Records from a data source
- - - - -

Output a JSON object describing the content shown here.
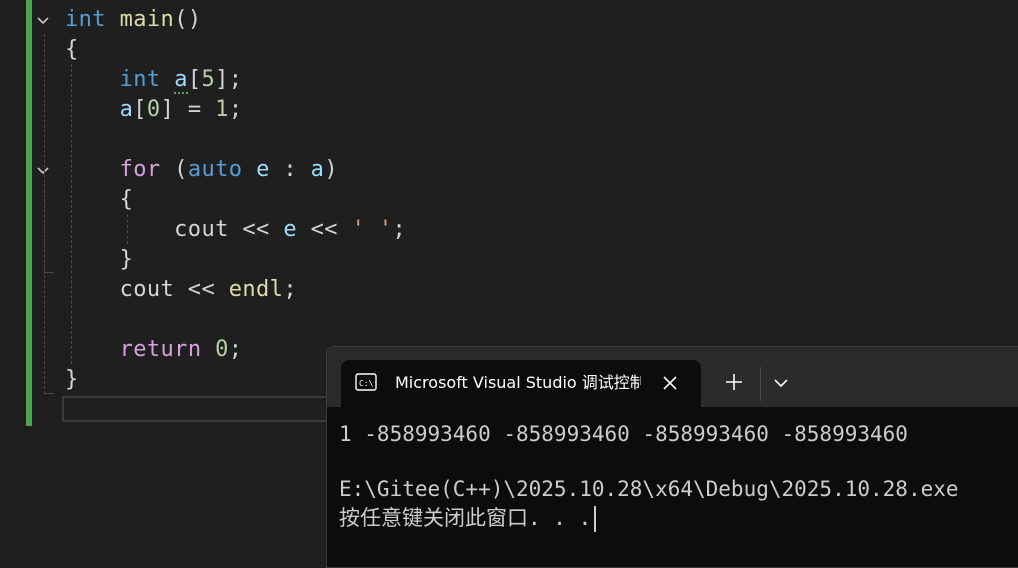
{
  "editor": {
    "lines": [
      {
        "tokens": [
          {
            "t": "int",
            "c": "k"
          },
          {
            "t": " ",
            "c": "p"
          },
          {
            "t": "main",
            "c": "f"
          },
          {
            "t": "()",
            "c": "p"
          }
        ]
      },
      {
        "tokens": [
          {
            "t": "{",
            "c": "p"
          }
        ]
      },
      {
        "tokens": [
          {
            "t": "    ",
            "c": "p"
          },
          {
            "t": "int",
            "c": "k"
          },
          {
            "t": " ",
            "c": "p"
          },
          {
            "t": "a",
            "c": "v squig"
          },
          {
            "t": "[",
            "c": "p"
          },
          {
            "t": "5",
            "c": "n"
          },
          {
            "t": "];",
            "c": "p"
          }
        ]
      },
      {
        "tokens": [
          {
            "t": "    ",
            "c": "p"
          },
          {
            "t": "a",
            "c": "v"
          },
          {
            "t": "[",
            "c": "p"
          },
          {
            "t": "0",
            "c": "n"
          },
          {
            "t": "] = ",
            "c": "p"
          },
          {
            "t": "1",
            "c": "n"
          },
          {
            "t": ";",
            "c": "p"
          }
        ]
      },
      {
        "tokens": []
      },
      {
        "tokens": [
          {
            "t": "    ",
            "c": "p"
          },
          {
            "t": "for",
            "c": "c"
          },
          {
            "t": " (",
            "c": "p"
          },
          {
            "t": "auto",
            "c": "k"
          },
          {
            "t": " ",
            "c": "p"
          },
          {
            "t": "e",
            "c": "v"
          },
          {
            "t": " : ",
            "c": "p"
          },
          {
            "t": "a",
            "c": "v"
          },
          {
            "t": ")",
            "c": "p"
          }
        ]
      },
      {
        "tokens": [
          {
            "t": "    {",
            "c": "p"
          }
        ]
      },
      {
        "tokens": [
          {
            "t": "        cout << ",
            "c": "p"
          },
          {
            "t": "e",
            "c": "v"
          },
          {
            "t": " << ",
            "c": "p"
          },
          {
            "t": "' '",
            "c": "s"
          },
          {
            "t": ";",
            "c": "p"
          }
        ]
      },
      {
        "tokens": [
          {
            "t": "    }",
            "c": "p"
          }
        ]
      },
      {
        "tokens": [
          {
            "t": "    cout << ",
            "c": "p"
          },
          {
            "t": "endl",
            "c": "f"
          },
          {
            "t": ";",
            "c": "p"
          }
        ]
      },
      {
        "tokens": []
      },
      {
        "tokens": [
          {
            "t": "    ",
            "c": "p"
          },
          {
            "t": "return",
            "c": "c"
          },
          {
            "t": " ",
            "c": "p"
          },
          {
            "t": "0",
            "c": "n"
          },
          {
            "t": ";",
            "c": "p"
          }
        ]
      },
      {
        "tokens": [
          {
            "t": "}",
            "c": "p"
          }
        ]
      }
    ]
  },
  "console": {
    "tab_title": "Microsoft Visual Studio 调试控制台",
    "output": [
      "1 -858993460 -858993460 -858993460 -858993460",
      "",
      "E:\\Gitee(C++)\\2025.10.28\\x64\\Debug\\2025.10.28.exe",
      "按任意键关闭此窗口. . ."
    ]
  },
  "icons": {
    "fold": "chevron-down-icon",
    "tab": "console-app-icon",
    "close": "close-icon",
    "new_tab": "plus-icon",
    "dropdown": "chevron-down-icon"
  },
  "colors": {
    "change_bar": "#4fa34a",
    "keyword": "#569cd6",
    "control": "#d8a0df",
    "function": "#dcdcaa",
    "variable": "#9cdcfe",
    "number": "#b5cea8",
    "string": "#d69d85"
  }
}
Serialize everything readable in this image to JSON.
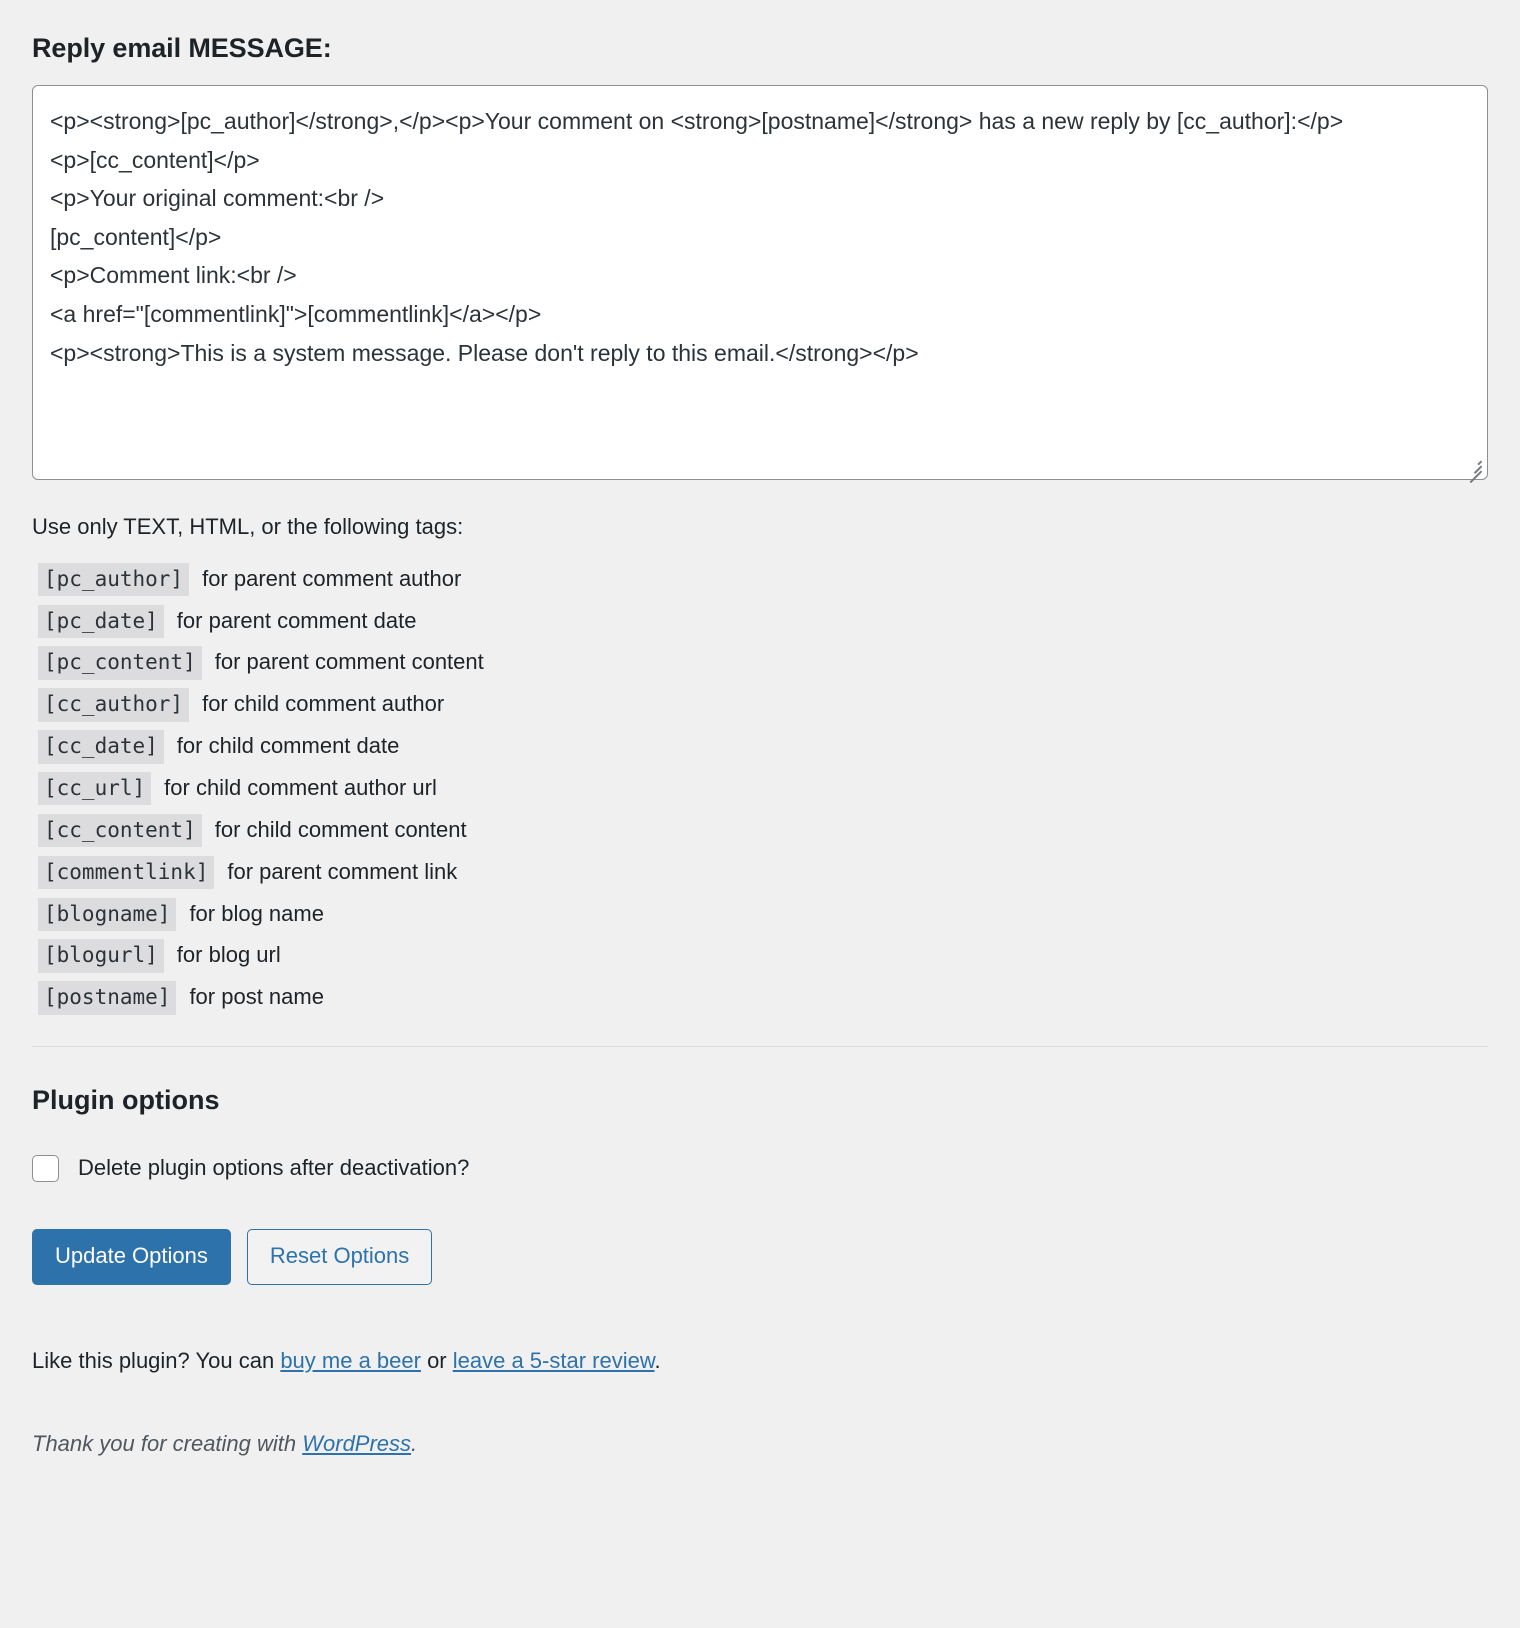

- - - - -

What to work on: Quote each record exactly as it stands, minus the pictures.

Task solution:
Output a JSON object describing the content shown here.
{
  "editor": {
    "lines": [
      {
        "tokens": [
          {
            "t": "int",
            "c": "k"
          },
          {
            "t": " ",
            "c": "p"
          },
          {
            "t": "main",
            "c": "f"
          },
          {
            "t": "()",
            "c": "p"
          }
        ]
      },
      {
        "tokens": [
          {
            "t": "{",
            "c": "p"
          }
        ]
      },
      {
        "tokens": [
          {
            "t": "    ",
            "c": "p"
          },
          {
            "t": "int",
            "c": "k"
          },
          {
            "t": " ",
            "c": "p"
          },
          {
            "t": "a",
            "c": "v squig"
          },
          {
            "t": "[",
            "c": "p"
          },
          {
            "t": "5",
            "c": "n"
          },
          {
            "t": "];",
            "c": "p"
          }
        ]
      },
      {
        "tokens": [
          {
            "t": "    ",
            "c": "p"
          },
          {
            "t": "a",
            "c": "v"
          },
          {
            "t": "[",
            "c": "p"
          },
          {
            "t": "0",
            "c": "n"
          },
          {
            "t": "] = ",
            "c": "p"
          },
          {
            "t": "1",
            "c": "n"
          },
          {
            "t": ";",
            "c": "p"
          }
        ]
      },
      {
        "tokens": []
      },
      {
        "tokens": [
          {
            "t": "    ",
            "c": "p"
          },
          {
            "t": "for",
            "c": "c"
          },
          {
            "t": " (",
            "c": "p"
          },
          {
            "t": "auto",
            "c": "k"
          },
          {
            "t": " ",
            "c": "p"
          },
          {
            "t": "e",
            "c": "v"
          },
          {
            "t": " : ",
            "c": "p"
          },
          {
            "t": "a",
            "c": "v"
          },
          {
            "t": ")",
            "c": "p"
          }
        ]
      },
      {
        "tokens": [
          {
            "t": "    {",
            "c": "p"
          }
        ]
      },
      {
        "tokens": [
          {
            "t": "        cout << ",
            "c": "p"
          },
          {
            "t": "e",
            "c": "v"
          },
          {
            "t": " << ",
            "c": "p"
          },
          {
            "t": "' '",
            "c": "s"
          },
          {
            "t": ";",
            "c": "p"
          }
        ]
      },
      {
        "tokens": [
          {
            "t": "    }",
            "c": "p"
          }
        ]
      },
      {
        "tokens": [
          {
            "t": "    cout << ",
            "c": "p"
          },
          {
            "t": "endl",
            "c": "f"
          },
          {
            "t": ";",
            "c": "p"
          }
        ]
      },
      {
        "tokens": []
      },
      {
        "tokens": [
          {
            "t": "    ",
            "c": "p"
          },
          {
            "t": "return",
            "c": "c"
          },
          {
            "t": " ",
            "c": "p"
          },
          {
            "t": "0",
            "c": "n"
          },
          {
            "t": ";",
            "c": "p"
          }
        ]
      },
      {
        "tokens": [
          {
            "t": "}",
            "c": "p"
          }
        ]
      }
    ]
  },
  "console": {
    "tab_title": "Microsoft Visual Studio 调试控制台",
    "output": [
      "1 -858993460 -858993460 -858993460 -858993460",
      "",
      "E:\\Gitee(C++)\\2025.10.28\\x64\\Debug\\2025.10.28.exe",
      "按任意键关闭此窗口. . ."
    ]
  },
  "icons": {
    "fold": "chevron-down-icon",
    "tab": "console-app-icon",
    "close": "close-icon",
    "new_tab": "plus-icon",
    "dropdown": "chevron-down-icon"
  },
  "colors": {
    "change_bar": "#4fa34a",
    "keyword": "#569cd6",
    "control": "#d8a0df",
    "function": "#dcdcaa",
    "variable": "#9cdcfe",
    "number": "#b5cea8",
    "string": "#d69d85"
  }
}
Serialize everything readable in this image to JSON.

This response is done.